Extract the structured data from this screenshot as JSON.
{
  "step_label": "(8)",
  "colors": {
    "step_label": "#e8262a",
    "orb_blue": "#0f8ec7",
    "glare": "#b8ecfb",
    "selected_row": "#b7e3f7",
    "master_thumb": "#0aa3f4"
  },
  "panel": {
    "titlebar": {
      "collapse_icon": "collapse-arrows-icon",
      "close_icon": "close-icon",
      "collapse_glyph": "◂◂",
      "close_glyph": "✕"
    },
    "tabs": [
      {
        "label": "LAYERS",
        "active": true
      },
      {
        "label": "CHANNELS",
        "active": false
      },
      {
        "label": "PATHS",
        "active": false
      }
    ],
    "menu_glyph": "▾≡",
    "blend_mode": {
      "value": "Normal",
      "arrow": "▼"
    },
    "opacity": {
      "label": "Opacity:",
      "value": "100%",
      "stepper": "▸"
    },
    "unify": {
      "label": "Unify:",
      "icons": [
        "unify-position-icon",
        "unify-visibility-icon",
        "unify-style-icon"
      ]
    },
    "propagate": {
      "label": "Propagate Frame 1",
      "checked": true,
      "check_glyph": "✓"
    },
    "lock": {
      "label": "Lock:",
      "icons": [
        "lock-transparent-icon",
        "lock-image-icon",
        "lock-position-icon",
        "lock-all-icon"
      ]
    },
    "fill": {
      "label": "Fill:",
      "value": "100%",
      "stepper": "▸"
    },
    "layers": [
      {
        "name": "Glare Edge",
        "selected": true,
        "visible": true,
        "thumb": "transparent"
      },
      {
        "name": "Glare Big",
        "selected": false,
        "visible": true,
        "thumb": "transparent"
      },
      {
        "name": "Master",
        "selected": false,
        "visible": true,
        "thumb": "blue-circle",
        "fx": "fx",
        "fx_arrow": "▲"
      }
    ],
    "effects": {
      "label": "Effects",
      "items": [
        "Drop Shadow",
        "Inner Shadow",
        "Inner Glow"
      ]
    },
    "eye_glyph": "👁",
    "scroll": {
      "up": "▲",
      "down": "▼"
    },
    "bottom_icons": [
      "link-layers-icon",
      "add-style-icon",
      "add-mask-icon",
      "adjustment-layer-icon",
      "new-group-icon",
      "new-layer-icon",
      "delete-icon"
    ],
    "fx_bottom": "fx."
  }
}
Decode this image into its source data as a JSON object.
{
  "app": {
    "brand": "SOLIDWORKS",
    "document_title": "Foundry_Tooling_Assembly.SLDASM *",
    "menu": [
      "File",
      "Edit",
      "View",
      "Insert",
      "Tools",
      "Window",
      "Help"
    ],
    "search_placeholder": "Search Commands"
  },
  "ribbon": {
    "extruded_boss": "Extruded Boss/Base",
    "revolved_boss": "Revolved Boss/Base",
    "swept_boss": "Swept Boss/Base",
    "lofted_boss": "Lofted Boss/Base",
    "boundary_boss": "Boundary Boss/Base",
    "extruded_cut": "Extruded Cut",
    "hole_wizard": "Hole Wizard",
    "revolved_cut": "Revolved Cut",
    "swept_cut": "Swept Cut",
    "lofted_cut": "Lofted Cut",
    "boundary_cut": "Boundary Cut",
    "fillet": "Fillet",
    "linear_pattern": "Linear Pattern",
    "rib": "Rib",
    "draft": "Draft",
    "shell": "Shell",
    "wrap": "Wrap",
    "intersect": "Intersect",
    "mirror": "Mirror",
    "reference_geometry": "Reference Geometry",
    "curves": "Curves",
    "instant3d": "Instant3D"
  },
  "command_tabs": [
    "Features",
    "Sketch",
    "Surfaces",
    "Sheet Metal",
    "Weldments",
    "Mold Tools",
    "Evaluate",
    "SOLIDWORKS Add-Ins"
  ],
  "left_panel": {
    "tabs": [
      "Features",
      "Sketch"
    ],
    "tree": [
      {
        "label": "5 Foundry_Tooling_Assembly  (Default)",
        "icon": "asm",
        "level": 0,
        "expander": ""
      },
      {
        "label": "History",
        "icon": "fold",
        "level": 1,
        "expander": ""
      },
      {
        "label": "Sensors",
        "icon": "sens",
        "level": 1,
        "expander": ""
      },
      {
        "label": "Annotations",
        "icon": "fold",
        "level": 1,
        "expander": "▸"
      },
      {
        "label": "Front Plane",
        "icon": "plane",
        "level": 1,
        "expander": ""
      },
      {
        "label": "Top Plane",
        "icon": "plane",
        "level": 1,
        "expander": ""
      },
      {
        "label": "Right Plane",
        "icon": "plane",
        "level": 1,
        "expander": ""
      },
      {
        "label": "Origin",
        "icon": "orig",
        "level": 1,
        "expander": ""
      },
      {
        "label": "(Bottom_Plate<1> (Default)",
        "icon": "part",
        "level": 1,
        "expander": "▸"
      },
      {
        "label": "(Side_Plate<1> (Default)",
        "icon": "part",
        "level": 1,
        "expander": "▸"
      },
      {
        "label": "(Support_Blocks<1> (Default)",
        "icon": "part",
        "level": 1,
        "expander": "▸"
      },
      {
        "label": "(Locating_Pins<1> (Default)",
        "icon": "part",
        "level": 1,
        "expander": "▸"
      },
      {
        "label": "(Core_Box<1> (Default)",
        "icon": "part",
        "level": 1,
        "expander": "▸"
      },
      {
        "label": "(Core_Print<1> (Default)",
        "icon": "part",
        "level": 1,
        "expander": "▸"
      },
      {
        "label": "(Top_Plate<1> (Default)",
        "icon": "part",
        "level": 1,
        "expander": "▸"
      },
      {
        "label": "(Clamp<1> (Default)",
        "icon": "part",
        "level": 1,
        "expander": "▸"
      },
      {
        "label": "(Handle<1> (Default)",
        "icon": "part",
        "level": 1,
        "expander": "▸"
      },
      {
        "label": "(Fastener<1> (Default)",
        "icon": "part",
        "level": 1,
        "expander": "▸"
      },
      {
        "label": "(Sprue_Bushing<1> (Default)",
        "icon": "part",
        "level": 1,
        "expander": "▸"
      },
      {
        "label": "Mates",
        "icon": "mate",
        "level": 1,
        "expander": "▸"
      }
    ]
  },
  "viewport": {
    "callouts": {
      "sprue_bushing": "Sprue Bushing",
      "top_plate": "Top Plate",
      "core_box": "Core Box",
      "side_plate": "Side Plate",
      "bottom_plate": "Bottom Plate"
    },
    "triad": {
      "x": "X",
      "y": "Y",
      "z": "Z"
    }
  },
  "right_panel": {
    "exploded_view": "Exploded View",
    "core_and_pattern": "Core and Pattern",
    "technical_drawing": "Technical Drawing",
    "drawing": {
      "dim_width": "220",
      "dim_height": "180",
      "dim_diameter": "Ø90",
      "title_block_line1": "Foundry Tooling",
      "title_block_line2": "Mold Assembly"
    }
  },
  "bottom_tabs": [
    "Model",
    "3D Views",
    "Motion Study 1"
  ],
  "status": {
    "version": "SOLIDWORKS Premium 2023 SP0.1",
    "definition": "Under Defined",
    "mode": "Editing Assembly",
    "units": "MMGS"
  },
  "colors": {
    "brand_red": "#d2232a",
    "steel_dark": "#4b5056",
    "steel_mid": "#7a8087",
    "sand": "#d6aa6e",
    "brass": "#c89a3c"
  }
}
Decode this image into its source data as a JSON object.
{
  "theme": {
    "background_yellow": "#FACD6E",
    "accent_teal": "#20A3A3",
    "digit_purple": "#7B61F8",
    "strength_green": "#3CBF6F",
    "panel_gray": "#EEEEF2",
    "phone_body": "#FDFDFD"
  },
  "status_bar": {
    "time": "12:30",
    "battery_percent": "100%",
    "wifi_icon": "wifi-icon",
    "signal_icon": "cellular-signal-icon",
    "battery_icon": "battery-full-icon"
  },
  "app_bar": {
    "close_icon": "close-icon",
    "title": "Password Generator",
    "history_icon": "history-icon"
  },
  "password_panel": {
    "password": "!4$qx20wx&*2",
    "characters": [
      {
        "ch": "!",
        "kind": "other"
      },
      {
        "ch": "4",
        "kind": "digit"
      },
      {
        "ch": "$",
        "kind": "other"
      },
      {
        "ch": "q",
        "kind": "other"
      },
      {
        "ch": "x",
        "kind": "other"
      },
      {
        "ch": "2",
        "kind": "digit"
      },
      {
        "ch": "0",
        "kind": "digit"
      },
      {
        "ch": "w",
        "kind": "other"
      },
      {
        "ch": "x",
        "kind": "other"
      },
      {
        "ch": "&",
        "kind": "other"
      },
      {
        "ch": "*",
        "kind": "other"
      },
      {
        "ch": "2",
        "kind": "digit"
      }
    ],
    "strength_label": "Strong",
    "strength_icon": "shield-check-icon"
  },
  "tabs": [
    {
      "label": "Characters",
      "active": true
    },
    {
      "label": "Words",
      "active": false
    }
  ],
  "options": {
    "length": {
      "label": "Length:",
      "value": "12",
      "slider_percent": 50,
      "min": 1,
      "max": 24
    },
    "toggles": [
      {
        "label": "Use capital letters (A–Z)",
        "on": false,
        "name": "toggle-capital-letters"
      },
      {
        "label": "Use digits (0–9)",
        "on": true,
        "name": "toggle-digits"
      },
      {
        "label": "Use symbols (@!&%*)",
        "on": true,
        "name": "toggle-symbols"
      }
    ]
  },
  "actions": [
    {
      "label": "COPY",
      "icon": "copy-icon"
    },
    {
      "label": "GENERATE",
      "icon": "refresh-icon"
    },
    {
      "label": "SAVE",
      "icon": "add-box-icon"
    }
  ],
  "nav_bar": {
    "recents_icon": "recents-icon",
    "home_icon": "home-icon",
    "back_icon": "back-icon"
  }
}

__WRITTEN EXERCISE__. Show all lines from the data above in which the word "Extruded" appears.

__WRITTEN RESPONSE__.
    "extruded_boss": "Extruded Boss/Base",
    "extruded_cut": "Extruded Cut",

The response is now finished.